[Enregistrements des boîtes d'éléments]
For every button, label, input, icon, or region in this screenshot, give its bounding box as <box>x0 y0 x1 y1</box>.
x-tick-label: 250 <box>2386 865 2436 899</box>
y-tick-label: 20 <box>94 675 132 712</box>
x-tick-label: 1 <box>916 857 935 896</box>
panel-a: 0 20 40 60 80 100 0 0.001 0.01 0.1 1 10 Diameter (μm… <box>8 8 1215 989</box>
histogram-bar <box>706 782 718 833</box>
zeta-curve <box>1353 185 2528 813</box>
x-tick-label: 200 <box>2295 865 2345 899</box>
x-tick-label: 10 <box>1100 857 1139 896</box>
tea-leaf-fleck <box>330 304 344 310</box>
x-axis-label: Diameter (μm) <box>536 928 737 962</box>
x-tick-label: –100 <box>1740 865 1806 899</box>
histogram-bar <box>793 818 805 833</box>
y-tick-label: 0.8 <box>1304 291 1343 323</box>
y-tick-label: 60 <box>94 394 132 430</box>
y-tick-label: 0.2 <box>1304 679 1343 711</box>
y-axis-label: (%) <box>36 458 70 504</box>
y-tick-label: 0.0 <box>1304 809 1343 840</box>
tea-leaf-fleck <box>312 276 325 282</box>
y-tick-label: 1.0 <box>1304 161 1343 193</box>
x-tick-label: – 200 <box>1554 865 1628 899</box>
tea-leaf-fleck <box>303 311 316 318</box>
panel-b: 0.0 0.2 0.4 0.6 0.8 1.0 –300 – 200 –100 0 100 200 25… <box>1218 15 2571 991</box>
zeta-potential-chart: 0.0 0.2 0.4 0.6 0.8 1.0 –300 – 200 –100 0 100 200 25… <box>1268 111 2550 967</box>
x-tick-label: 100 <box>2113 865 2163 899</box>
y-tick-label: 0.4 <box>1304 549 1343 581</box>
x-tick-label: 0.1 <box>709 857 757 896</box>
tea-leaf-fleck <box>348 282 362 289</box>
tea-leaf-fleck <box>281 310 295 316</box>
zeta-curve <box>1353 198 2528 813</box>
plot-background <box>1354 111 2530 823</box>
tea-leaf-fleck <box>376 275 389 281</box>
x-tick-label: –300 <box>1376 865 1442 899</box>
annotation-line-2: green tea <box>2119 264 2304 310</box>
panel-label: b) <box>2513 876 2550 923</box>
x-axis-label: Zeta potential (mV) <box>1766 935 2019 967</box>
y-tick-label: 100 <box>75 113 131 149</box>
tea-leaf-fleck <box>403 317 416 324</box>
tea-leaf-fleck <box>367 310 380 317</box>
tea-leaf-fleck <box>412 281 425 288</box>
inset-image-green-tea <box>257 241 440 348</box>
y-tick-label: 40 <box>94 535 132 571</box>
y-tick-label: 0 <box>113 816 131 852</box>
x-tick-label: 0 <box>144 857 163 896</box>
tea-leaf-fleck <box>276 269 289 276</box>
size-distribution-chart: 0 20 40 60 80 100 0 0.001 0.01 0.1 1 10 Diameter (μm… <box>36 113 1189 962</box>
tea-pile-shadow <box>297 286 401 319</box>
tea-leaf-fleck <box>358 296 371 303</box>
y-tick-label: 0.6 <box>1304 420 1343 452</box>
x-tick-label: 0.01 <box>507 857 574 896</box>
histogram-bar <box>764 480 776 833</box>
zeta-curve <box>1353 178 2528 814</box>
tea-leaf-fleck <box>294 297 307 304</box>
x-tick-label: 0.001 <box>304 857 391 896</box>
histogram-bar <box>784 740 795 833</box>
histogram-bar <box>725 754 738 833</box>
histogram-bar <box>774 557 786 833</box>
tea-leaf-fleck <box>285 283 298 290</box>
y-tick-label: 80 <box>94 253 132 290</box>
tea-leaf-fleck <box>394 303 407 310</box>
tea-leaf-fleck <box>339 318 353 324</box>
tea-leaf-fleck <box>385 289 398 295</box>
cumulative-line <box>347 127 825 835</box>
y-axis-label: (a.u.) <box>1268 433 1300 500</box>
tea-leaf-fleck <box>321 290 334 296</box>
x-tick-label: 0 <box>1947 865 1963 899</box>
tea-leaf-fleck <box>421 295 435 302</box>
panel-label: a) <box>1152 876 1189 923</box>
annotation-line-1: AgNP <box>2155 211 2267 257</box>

Consignes à suivre
Recopiez à l'identique toutes les lignes des enregistrements ci-dessus, sans rien modifier.

Résultat obtenu
For every button, label, input, icon, or region in this screenshot, give its bounding box as <box>x0 y0 x1 y1</box>.
x-tick-label: 250 <box>2386 865 2436 899</box>
y-tick-label: 20 <box>94 675 132 712</box>
x-tick-label: 1 <box>916 857 935 896</box>
panel-a: 0 20 40 60 80 100 0 0.001 0.01 0.1 1 10 Diameter (μm… <box>8 8 1215 989</box>
histogram-bar <box>706 782 718 833</box>
zeta-curve <box>1353 185 2528 813</box>
x-tick-label: 200 <box>2295 865 2345 899</box>
x-tick-label: 10 <box>1100 857 1139 896</box>
tea-leaf-fleck <box>330 304 344 310</box>
x-axis-label: Diameter (μm) <box>536 928 737 962</box>
x-tick-label: –100 <box>1740 865 1806 899</box>
histogram-bar <box>793 818 805 833</box>
y-tick-label: 0.8 <box>1304 291 1343 323</box>
y-tick-label: 60 <box>94 394 132 430</box>
y-tick-label: 0.2 <box>1304 679 1343 711</box>
y-axis-label: (%) <box>36 458 70 504</box>
y-tick-label: 0.0 <box>1304 809 1343 840</box>
tea-leaf-fleck <box>312 276 325 282</box>
y-tick-label: 1.0 <box>1304 161 1343 193</box>
x-tick-label: – 200 <box>1554 865 1628 899</box>
tea-leaf-fleck <box>303 311 316 318</box>
panel-b: 0.0 0.2 0.4 0.6 0.8 1.0 –300 – 200 –100 0 100 200 25… <box>1218 15 2571 991</box>
zeta-potential-chart: 0.0 0.2 0.4 0.6 0.8 1.0 –300 – 200 –100 0 100 200 25… <box>1268 111 2550 967</box>
x-tick-label: 100 <box>2113 865 2163 899</box>
y-tick-label: 0.4 <box>1304 549 1343 581</box>
x-tick-label: 0.1 <box>709 857 757 896</box>
tea-leaf-fleck <box>348 282 362 289</box>
tea-leaf-fleck <box>281 310 295 316</box>
zeta-curve <box>1353 198 2528 813</box>
plot-background <box>1354 111 2530 823</box>
tea-leaf-fleck <box>376 275 389 281</box>
x-tick-label: –300 <box>1376 865 1442 899</box>
annotation-line-2: green tea <box>2119 264 2304 310</box>
panel-label: b) <box>2513 876 2550 923</box>
x-axis-label: Zeta potential (mV) <box>1766 935 2019 967</box>
y-tick-label: 100 <box>75 113 131 149</box>
tea-leaf-fleck <box>403 317 416 324</box>
tea-leaf-fleck <box>367 310 380 317</box>
tea-leaf-fleck <box>412 281 425 288</box>
inset-image-green-tea <box>257 241 440 348</box>
y-tick-label: 40 <box>94 535 132 571</box>
y-tick-label: 0 <box>113 816 131 852</box>
x-tick-label: 0 <box>144 857 163 896</box>
tea-leaf-fleck <box>276 269 289 276</box>
size-distribution-chart: 0 20 40 60 80 100 0 0.001 0.01 0.1 1 10 Diameter (μm… <box>36 113 1189 962</box>
tea-pile-shadow <box>297 286 401 319</box>
tea-leaf-fleck <box>358 296 371 303</box>
y-tick-label: 0.6 <box>1304 420 1343 452</box>
x-tick-label: 0.01 <box>507 857 574 896</box>
histogram-bar <box>764 480 776 833</box>
zeta-curve <box>1353 178 2528 814</box>
tea-leaf-fleck <box>294 297 307 304</box>
x-tick-label: 0.001 <box>304 857 391 896</box>
histogram-bar <box>784 740 795 833</box>
histogram-bar <box>725 754 738 833</box>
histogram-bar <box>774 557 786 833</box>
tea-leaf-fleck <box>285 283 298 290</box>
y-tick-label: 80 <box>94 253 132 290</box>
tea-leaf-fleck <box>394 303 407 310</box>
tea-leaf-fleck <box>339 318 353 324</box>
tea-leaf-fleck <box>385 289 398 295</box>
cumulative-line <box>347 127 825 835</box>
y-axis-label: (a.u.) <box>1268 433 1300 500</box>
tea-leaf-fleck <box>321 290 334 296</box>
x-tick-label: 0 <box>1947 865 1963 899</box>
tea-leaf-fleck <box>421 295 435 302</box>
panel-label: a) <box>1152 876 1189 923</box>
annotation-line-1: AgNP <box>2155 211 2267 257</box>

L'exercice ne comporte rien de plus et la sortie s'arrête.